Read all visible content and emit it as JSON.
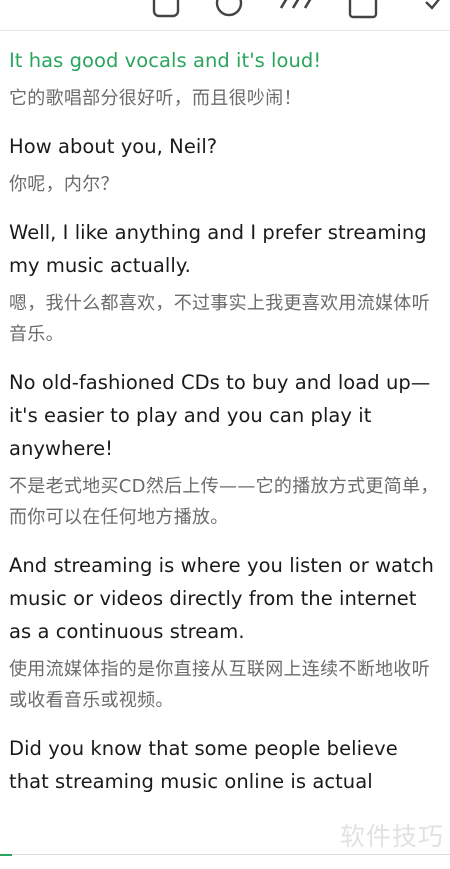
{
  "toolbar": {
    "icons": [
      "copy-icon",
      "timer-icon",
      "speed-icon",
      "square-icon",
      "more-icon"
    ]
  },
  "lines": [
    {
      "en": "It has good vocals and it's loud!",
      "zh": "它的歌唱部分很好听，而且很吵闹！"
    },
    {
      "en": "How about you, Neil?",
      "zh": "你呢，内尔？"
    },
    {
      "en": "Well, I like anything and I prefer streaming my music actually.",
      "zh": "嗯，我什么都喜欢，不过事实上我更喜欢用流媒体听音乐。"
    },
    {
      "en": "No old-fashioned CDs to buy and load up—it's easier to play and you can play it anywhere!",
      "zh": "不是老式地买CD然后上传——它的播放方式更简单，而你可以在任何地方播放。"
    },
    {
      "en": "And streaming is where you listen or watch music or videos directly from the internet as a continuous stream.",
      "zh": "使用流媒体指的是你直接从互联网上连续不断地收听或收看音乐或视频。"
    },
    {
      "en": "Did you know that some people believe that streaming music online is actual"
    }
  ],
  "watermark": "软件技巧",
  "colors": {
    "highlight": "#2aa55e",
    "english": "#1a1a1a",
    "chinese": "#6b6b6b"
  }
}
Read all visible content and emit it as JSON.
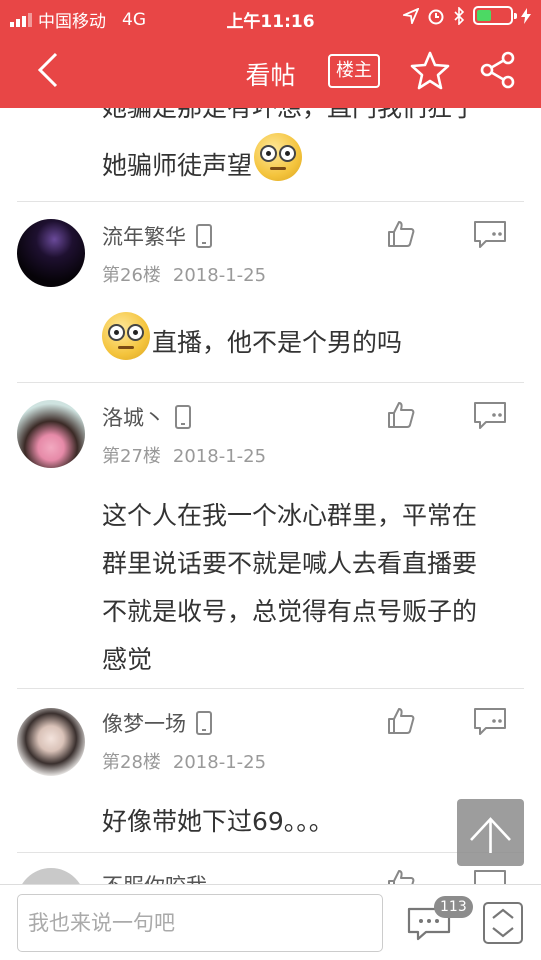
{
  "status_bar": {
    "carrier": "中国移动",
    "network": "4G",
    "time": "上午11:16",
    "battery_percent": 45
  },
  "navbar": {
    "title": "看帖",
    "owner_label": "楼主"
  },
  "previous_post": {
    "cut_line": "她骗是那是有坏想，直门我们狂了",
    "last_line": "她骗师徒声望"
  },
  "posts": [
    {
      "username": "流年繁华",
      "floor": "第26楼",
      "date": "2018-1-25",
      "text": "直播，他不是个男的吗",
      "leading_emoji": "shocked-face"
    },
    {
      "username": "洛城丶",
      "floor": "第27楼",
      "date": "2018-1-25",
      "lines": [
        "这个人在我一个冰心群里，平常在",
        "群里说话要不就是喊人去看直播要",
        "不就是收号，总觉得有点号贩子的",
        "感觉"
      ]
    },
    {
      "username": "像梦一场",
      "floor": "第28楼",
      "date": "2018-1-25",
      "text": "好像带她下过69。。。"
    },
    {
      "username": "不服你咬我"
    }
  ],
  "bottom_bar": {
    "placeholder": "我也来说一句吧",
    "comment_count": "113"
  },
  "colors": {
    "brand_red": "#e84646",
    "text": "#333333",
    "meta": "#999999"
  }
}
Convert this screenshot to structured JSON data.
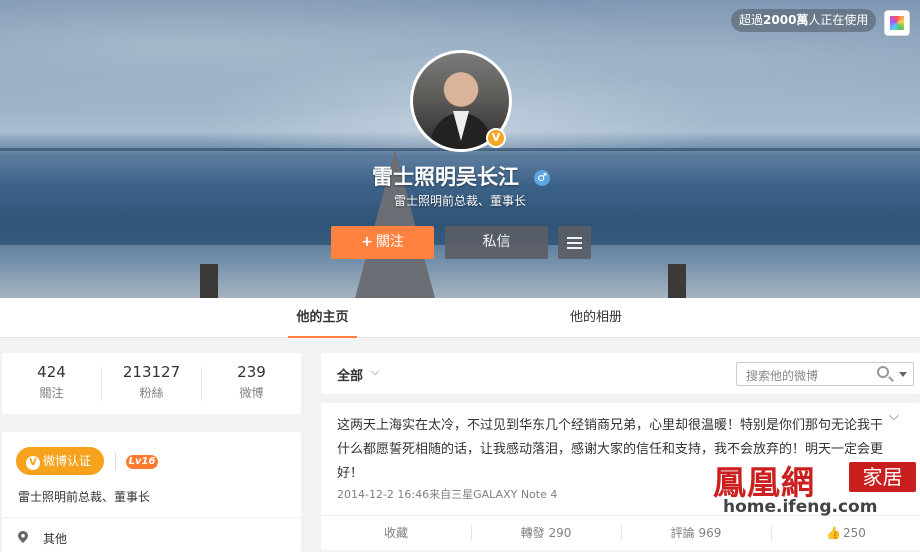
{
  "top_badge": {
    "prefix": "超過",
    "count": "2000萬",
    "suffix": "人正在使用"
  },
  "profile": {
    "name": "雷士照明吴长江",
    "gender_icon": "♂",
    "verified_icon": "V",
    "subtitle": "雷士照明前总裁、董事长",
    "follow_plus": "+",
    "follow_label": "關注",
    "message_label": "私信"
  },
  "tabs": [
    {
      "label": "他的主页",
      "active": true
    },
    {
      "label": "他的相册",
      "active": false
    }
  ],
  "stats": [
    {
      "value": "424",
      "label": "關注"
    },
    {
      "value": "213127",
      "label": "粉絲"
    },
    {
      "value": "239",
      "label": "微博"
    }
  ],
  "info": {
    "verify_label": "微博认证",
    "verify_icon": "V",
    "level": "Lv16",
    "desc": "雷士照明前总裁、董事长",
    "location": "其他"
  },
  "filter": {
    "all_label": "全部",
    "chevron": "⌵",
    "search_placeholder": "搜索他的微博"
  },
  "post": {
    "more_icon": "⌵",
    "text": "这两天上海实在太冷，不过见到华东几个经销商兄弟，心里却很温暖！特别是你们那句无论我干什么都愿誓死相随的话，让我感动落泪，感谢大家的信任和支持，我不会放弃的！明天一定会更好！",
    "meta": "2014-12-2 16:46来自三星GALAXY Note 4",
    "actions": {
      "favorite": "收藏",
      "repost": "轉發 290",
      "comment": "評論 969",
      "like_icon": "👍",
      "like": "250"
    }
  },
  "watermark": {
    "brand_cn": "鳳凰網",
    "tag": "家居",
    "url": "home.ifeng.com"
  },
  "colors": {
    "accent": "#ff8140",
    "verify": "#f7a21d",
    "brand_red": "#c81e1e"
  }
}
● ● ● ● ● ● ●
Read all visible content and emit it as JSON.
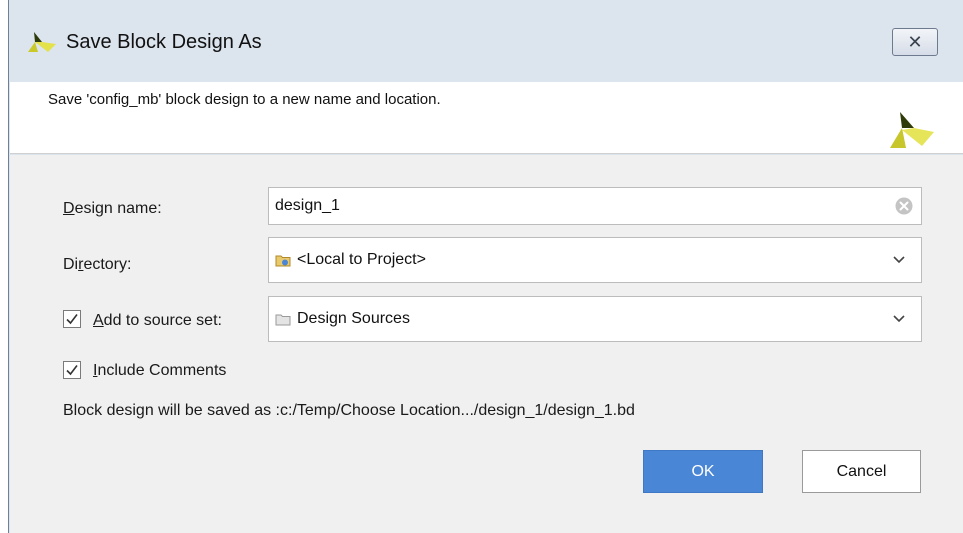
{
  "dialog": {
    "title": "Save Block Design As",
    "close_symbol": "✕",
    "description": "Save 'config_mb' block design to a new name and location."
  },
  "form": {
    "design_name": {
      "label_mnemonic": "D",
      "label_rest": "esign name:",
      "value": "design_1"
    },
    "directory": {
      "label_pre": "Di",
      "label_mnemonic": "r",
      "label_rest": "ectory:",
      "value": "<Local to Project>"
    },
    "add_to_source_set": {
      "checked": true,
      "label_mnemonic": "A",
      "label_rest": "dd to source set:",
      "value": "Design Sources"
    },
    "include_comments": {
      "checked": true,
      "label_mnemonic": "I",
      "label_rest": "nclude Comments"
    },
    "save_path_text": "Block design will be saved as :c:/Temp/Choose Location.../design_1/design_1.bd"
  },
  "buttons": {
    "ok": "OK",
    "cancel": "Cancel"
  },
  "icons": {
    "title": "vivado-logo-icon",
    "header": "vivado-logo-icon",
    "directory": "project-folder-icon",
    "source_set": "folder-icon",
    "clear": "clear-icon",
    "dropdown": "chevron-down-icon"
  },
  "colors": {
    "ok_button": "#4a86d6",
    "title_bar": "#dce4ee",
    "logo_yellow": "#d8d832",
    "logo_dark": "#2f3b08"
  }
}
● ● ● ● ● ● ●
Work instructions: Of all the lines above, how many contain the word "streaming"? Answer with only the number.

Complete output: 3